• **EXERCISE DATA**

* BEGIN *

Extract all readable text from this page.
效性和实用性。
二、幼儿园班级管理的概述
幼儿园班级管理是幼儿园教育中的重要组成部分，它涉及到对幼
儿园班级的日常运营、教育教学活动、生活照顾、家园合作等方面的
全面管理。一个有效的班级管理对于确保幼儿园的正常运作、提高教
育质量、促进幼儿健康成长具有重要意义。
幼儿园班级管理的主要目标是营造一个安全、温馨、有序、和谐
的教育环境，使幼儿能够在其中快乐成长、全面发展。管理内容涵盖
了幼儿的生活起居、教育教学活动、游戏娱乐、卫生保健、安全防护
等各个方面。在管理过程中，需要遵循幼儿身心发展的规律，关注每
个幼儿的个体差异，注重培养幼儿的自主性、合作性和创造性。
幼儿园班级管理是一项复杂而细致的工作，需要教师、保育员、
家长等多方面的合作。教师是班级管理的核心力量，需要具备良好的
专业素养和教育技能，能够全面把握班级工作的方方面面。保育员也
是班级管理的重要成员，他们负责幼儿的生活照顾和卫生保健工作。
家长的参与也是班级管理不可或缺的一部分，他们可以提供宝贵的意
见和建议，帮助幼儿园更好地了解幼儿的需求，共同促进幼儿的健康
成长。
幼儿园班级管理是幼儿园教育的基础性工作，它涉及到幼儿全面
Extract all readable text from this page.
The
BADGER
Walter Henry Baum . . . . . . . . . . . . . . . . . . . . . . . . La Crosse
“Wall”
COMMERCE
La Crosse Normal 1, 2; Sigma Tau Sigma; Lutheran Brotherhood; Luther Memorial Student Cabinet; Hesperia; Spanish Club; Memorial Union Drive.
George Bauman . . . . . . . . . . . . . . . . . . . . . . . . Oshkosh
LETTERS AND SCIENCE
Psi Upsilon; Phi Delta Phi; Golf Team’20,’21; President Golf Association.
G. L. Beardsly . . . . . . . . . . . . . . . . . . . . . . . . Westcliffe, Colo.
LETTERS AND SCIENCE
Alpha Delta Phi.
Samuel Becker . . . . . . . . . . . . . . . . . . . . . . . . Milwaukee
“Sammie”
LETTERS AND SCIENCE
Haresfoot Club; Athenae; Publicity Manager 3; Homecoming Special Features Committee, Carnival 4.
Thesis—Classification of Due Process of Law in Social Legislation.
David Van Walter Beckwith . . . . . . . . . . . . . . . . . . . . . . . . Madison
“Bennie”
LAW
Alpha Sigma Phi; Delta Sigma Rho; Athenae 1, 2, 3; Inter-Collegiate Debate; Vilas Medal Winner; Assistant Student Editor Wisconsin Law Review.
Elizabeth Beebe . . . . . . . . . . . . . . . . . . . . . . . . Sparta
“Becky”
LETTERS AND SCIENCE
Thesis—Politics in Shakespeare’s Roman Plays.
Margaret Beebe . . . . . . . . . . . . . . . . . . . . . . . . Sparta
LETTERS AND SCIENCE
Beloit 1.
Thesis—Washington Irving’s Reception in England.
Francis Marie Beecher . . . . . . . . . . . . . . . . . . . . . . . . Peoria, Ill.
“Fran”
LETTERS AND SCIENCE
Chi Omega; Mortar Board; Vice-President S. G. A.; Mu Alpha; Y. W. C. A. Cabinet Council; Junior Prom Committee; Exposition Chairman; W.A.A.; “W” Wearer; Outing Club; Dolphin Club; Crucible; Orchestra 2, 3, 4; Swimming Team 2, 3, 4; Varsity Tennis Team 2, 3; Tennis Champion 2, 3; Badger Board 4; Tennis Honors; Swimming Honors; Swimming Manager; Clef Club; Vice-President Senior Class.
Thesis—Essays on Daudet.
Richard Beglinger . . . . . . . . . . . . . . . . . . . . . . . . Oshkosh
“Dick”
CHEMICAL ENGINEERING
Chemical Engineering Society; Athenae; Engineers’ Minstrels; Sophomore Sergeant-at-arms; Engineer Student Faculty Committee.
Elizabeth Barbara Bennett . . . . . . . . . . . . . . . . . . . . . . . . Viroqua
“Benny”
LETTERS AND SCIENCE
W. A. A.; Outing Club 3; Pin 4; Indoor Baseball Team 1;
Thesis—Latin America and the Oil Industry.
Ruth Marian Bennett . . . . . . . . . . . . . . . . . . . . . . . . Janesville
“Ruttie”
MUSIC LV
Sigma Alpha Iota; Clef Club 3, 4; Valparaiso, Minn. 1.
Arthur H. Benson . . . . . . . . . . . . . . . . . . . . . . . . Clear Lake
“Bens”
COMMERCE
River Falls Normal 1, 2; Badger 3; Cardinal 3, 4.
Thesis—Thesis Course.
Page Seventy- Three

* END *

• **SET EXERCISE**
Find "Oshkosh". Copy every line it occurs in.

• **RESULT OF THIS TASK**
George Bauman . . . . . . . . . . . . . . . . . . . . . . . . Oshkosh
Richard Beglinger . . . . . . . . . . . . . . . . . . . . . . . . Oshkosh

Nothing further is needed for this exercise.